What follows is a set of records; restate each one word for word and drop the pictures.

─── Extracted information

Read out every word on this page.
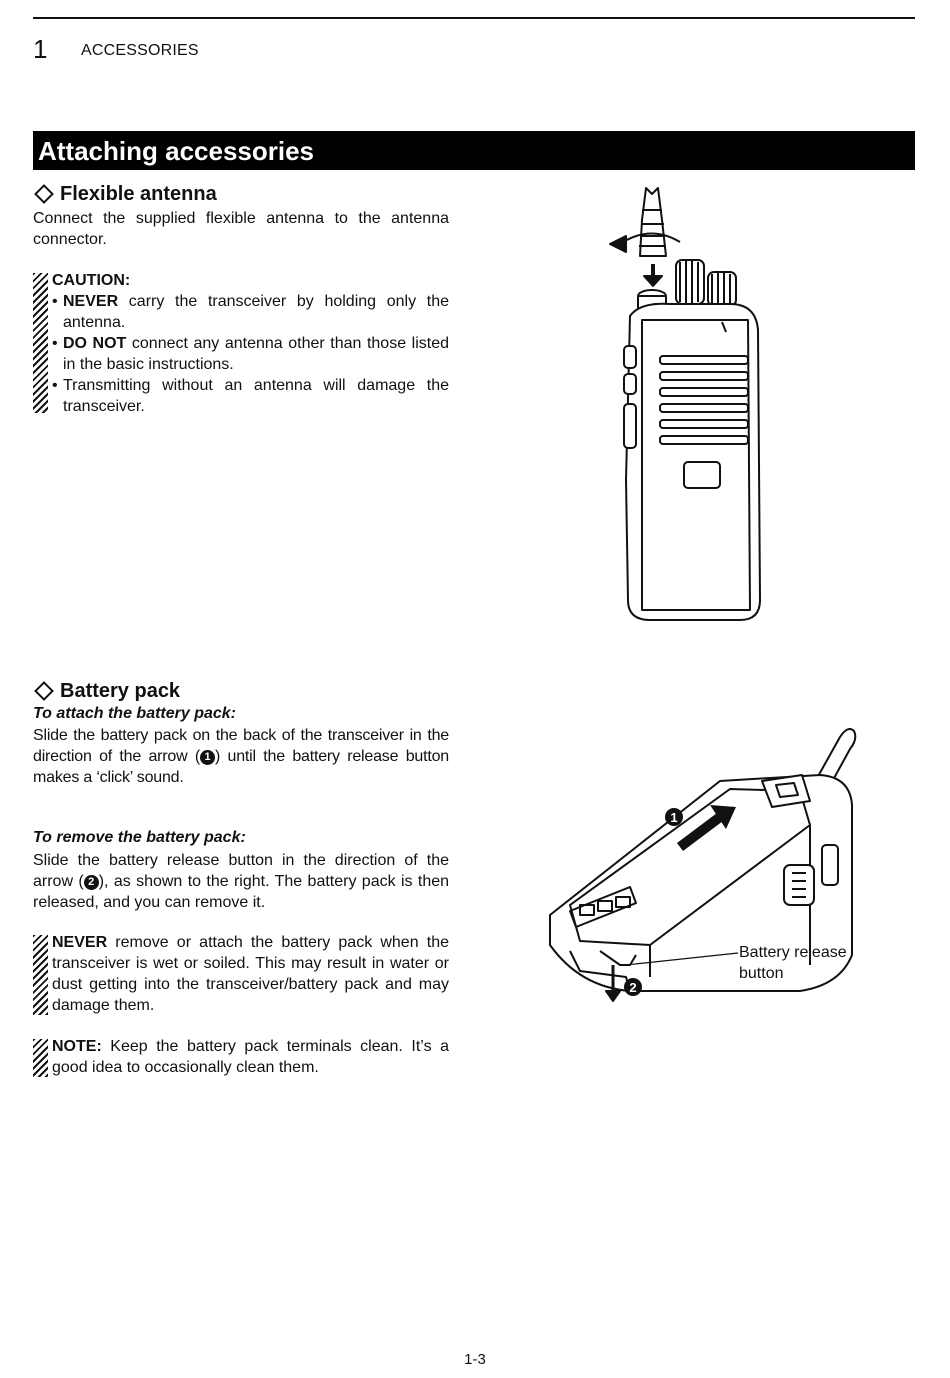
1 ACCESSORIES
Attaching accessories
Flexible antenna
Connect the supplied flexible antenna to the antenna connector.
CAUTION:
• NEVER carry the transceiver by holding only the antenna.
• DO NOT connect any antenna other than those listed in the basic instructions.
• Transmitting without an antenna will damage the transceiver.
Battery pack
To attach the battery pack:
Slide the battery pack on the back of the transceiver in the direction of the arrow ( 1 ) until the battery release button makes a ‘click’ sound.
To remove the battery pack:
Slide the battery release button in the direction of the arrow ( 2 ), as shown to the right. The battery pack is then released, and you can remove it.
NEVER remove or attach the battery pack when the transceiver is wet or soiled. This may result in water or dust getting into the transceiver/battery pack and may damage them.
NOTE: Keep the battery pack terminals clean. It’s a good idea to occasionally clean them.
1
2
Battery release
button
1-3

──────

- Exercise result -
Read out every word on this page.
1 ACCESSORIES
Attaching accessories
Flexible antenna
Connect the supplied flexible antenna to the antenna connector.
CAUTION:
• NEVER carry the transceiver by holding only the antenna.
• DO NOT connect any antenna other than those listed in the basic instructions.
• Transmitting without an antenna will damage the transceiver.
Battery pack
To attach the battery pack:
Slide the battery pack on the back of the transceiver in the direction of the arrow ( 1 ) until the battery release button makes a ‘click’ sound.
To remove the battery pack:
Slide the battery release button in the direction of the arrow ( 2 ), as shown to the right. The battery pack is then released, and you can remove it.
NEVER remove or attach the battery pack when the transceiver is wet or soiled. This may result in water or dust getting into the transceiver/battery pack and may damage them.
NOTE: Keep the battery pack terminals clean. It’s a good idea to occasionally clean them.
1
2
Battery release
button
1-3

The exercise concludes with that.